PROBLEM TO SOLVE: Reproduce all of the data exactly.

PROVIDED RECORDS:
start

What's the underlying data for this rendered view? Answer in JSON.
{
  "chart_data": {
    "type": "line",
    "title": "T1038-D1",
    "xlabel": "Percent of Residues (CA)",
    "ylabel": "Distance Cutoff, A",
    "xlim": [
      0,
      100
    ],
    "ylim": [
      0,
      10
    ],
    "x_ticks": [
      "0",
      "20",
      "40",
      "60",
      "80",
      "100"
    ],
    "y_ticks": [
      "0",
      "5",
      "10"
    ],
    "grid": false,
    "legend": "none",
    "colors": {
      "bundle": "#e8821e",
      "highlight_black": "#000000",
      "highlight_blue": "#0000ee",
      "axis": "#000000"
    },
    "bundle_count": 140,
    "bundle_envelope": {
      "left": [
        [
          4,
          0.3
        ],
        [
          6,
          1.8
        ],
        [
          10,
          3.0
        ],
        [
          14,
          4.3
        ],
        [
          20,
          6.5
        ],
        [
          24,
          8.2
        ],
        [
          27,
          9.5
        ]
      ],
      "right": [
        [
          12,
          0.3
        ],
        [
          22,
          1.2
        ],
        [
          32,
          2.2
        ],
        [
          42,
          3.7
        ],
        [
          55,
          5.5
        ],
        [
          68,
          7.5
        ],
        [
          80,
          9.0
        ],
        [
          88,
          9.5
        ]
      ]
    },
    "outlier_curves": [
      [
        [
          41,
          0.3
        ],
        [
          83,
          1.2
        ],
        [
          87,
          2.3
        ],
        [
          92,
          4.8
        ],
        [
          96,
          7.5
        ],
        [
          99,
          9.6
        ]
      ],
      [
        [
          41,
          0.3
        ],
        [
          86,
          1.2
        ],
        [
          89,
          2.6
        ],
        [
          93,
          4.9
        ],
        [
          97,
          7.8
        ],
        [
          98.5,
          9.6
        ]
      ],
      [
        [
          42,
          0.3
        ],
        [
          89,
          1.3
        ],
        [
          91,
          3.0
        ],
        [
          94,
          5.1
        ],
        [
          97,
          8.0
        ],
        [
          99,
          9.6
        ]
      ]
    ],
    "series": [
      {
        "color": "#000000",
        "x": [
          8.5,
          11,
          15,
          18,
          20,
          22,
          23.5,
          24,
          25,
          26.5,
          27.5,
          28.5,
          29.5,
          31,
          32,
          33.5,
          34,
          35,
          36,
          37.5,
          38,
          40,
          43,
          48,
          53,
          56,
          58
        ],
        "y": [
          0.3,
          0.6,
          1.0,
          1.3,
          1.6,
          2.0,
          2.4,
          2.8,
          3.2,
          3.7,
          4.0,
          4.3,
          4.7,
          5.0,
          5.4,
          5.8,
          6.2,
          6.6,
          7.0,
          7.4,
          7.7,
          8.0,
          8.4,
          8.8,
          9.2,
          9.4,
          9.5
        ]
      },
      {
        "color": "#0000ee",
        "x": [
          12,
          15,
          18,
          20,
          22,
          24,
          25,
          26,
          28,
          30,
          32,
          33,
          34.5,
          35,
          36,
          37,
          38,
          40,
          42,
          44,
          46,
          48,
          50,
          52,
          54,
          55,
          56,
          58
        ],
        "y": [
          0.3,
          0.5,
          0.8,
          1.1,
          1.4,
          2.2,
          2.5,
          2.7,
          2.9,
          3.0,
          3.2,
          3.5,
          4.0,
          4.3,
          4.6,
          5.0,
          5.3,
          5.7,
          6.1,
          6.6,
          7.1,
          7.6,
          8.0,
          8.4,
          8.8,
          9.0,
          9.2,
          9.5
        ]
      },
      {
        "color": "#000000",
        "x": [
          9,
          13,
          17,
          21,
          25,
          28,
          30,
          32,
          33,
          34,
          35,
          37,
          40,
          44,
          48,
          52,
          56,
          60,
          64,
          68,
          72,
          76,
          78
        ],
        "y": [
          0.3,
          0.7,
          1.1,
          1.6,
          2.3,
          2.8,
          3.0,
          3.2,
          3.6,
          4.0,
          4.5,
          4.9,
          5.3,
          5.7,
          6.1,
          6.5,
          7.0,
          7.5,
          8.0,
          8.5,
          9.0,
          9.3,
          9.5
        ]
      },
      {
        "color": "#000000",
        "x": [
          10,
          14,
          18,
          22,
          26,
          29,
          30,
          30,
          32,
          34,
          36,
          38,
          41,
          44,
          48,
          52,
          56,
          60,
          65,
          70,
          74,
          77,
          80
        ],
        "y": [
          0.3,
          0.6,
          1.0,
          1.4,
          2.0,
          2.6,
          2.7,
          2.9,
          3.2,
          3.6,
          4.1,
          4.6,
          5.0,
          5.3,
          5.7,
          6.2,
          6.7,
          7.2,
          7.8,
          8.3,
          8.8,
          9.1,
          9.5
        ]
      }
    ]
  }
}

end

OUTPUT BELOW:
What's the underlying data for this rendered view? Answer in JSON.
{
  "chart_data": {
    "type": "line",
    "title": "T1038-D1",
    "xlabel": "Percent of Residues (CA)",
    "ylabel": "Distance Cutoff, A",
    "xlim": [
      0,
      100
    ],
    "ylim": [
      0,
      10
    ],
    "x_ticks": [
      "0",
      "20",
      "40",
      "60",
      "80",
      "100"
    ],
    "y_ticks": [
      "0",
      "5",
      "10"
    ],
    "grid": false,
    "legend": "none",
    "colors": {
      "bundle": "#e8821e",
      "highlight_black": "#000000",
      "highlight_blue": "#0000ee",
      "axis": "#000000"
    },
    "bundle_count": 140,
    "bundle_envelope": {
      "left": [
        [
          4,
          0.3
        ],
        [
          6,
          1.8
        ],
        [
          10,
          3.0
        ],
        [
          14,
          4.3
        ],
        [
          20,
          6.5
        ],
        [
          24,
          8.2
        ],
        [
          27,
          9.5
        ]
      ],
      "right": [
        [
          12,
          0.3
        ],
        [
          22,
          1.2
        ],
        [
          32,
          2.2
        ],
        [
          42,
          3.7
        ],
        [
          55,
          5.5
        ],
        [
          68,
          7.5
        ],
        [
          80,
          9.0
        ],
        [
          88,
          9.5
        ]
      ]
    },
    "outlier_curves": [
      [
        [
          41,
          0.3
        ],
        [
          83,
          1.2
        ],
        [
          87,
          2.3
        ],
        [
          92,
          4.8
        ],
        [
          96,
          7.5
        ],
        [
          99,
          9.6
        ]
      ],
      [
        [
          41,
          0.3
        ],
        [
          86,
          1.2
        ],
        [
          89,
          2.6
        ],
        [
          93,
          4.9
        ],
        [
          97,
          7.8
        ],
        [
          98.5,
          9.6
        ]
      ],
      [
        [
          42,
          0.3
        ],
        [
          89,
          1.3
        ],
        [
          91,
          3.0
        ],
        [
          94,
          5.1
        ],
        [
          97,
          8.0
        ],
        [
          99,
          9.6
        ]
      ]
    ],
    "series": [
      {
        "color": "#000000",
        "x": [
          8.5,
          11,
          15,
          18,
          20,
          22,
          23.5,
          24,
          25,
          26.5,
          27.5,
          28.5,
          29.5,
          31,
          32,
          33.5,
          34,
          35,
          36,
          37.5,
          38,
          40,
          43,
          48,
          53,
          56,
          58
        ],
        "y": [
          0.3,
          0.6,
          1.0,
          1.3,
          1.6,
          2.0,
          2.4,
          2.8,
          3.2,
          3.7,
          4.0,
          4.3,
          4.7,
          5.0,
          5.4,
          5.8,
          6.2,
          6.6,
          7.0,
          7.4,
          7.7,
          8.0,
          8.4,
          8.8,
          9.2,
          9.4,
          9.5
        ]
      },
      {
        "color": "#0000ee",
        "x": [
          12,
          15,
          18,
          20,
          22,
          24,
          25,
          26,
          28,
          30,
          32,
          33,
          34.5,
          35,
          36,
          37,
          38,
          40,
          42,
          44,
          46,
          48,
          50,
          52,
          54,
          55,
          56,
          58
        ],
        "y": [
          0.3,
          0.5,
          0.8,
          1.1,
          1.4,
          2.2,
          2.5,
          2.7,
          2.9,
          3.0,
          3.2,
          3.5,
          4.0,
          4.3,
          4.6,
          5.0,
          5.3,
          5.7,
          6.1,
          6.6,
          7.1,
          7.6,
          8.0,
          8.4,
          8.8,
          9.0,
          9.2,
          9.5
        ]
      },
      {
        "color": "#000000",
        "x": [
          9,
          13,
          17,
          21,
          25,
          28,
          30,
          32,
          33,
          34,
          35,
          37,
          40,
          44,
          48,
          52,
          56,
          60,
          64,
          68,
          72,
          76,
          78
        ],
        "y": [
          0.3,
          0.7,
          1.1,
          1.6,
          2.3,
          2.8,
          3.0,
          3.2,
          3.6,
          4.0,
          4.5,
          4.9,
          5.3,
          5.7,
          6.1,
          6.5,
          7.0,
          7.5,
          8.0,
          8.5,
          9.0,
          9.3,
          9.5
        ]
      },
      {
        "color": "#000000",
        "x": [
          10,
          14,
          18,
          22,
          26,
          29,
          30,
          30,
          32,
          34,
          36,
          38,
          41,
          44,
          48,
          52,
          56,
          60,
          65,
          70,
          74,
          77,
          80
        ],
        "y": [
          0.3,
          0.6,
          1.0,
          1.4,
          2.0,
          2.6,
          2.7,
          2.9,
          3.2,
          3.6,
          4.1,
          4.6,
          5.0,
          5.3,
          5.7,
          6.2,
          6.7,
          7.2,
          7.8,
          8.3,
          8.8,
          9.1,
          9.5
        ]
      }
    ]
  }
}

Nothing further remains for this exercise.